=== Given instruction ===
Give an exact copy of every line, leaving images out.

--- START Dataset excerpts ---

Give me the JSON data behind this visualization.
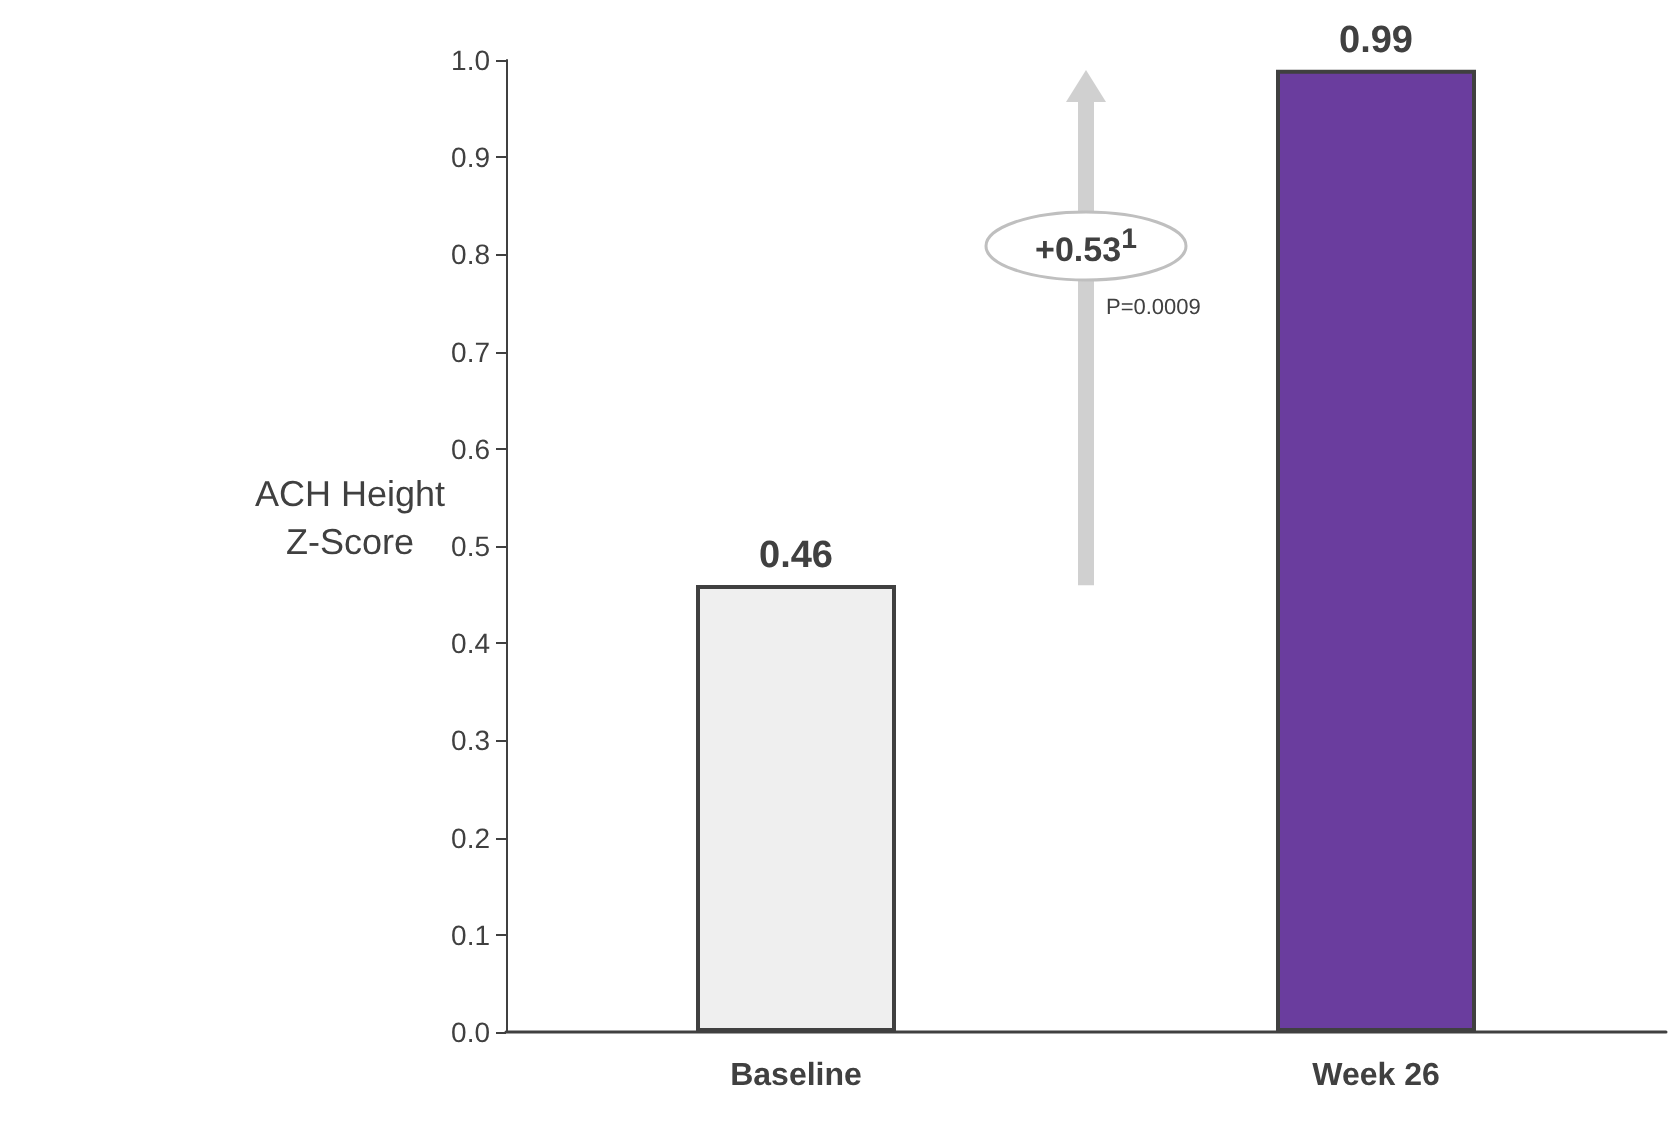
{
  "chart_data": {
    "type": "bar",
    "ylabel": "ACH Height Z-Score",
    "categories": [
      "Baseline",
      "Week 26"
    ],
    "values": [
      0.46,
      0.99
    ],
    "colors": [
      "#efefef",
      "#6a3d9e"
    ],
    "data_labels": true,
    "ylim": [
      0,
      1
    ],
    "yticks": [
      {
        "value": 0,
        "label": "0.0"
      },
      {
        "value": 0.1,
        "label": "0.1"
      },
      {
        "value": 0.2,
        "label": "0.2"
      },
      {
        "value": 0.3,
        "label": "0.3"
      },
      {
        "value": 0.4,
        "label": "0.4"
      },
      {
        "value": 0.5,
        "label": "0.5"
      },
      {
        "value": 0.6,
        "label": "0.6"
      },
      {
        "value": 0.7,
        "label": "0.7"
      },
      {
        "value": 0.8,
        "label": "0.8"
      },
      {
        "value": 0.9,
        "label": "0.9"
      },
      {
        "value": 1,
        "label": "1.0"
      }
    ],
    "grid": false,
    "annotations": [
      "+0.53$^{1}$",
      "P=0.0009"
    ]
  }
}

--- END Dataset excerpts ---

=== Solution below ===
Give me the JSON data behind this visualization.
{
  "chart_data": {
    "type": "bar",
    "ylabel": "ACH Height Z-Score",
    "categories": [
      "Baseline",
      "Week 26"
    ],
    "values": [
      0.46,
      0.99
    ],
    "colors": [
      "#efefef",
      "#6a3d9e"
    ],
    "data_labels": true,
    "ylim": [
      0,
      1
    ],
    "yticks": [
      {
        "value": 0,
        "label": "0.0"
      },
      {
        "value": 0.1,
        "label": "0.1"
      },
      {
        "value": 0.2,
        "label": "0.2"
      },
      {
        "value": 0.3,
        "label": "0.3"
      },
      {
        "value": 0.4,
        "label": "0.4"
      },
      {
        "value": 0.5,
        "label": "0.5"
      },
      {
        "value": 0.6,
        "label": "0.6"
      },
      {
        "value": 0.7,
        "label": "0.7"
      },
      {
        "value": 0.8,
        "label": "0.8"
      },
      {
        "value": 0.9,
        "label": "0.9"
      },
      {
        "value": 1,
        "label": "1.0"
      }
    ],
    "grid": false,
    "annotations": [
      "+0.53$^{1}$",
      "P=0.0009"
    ]
  }
}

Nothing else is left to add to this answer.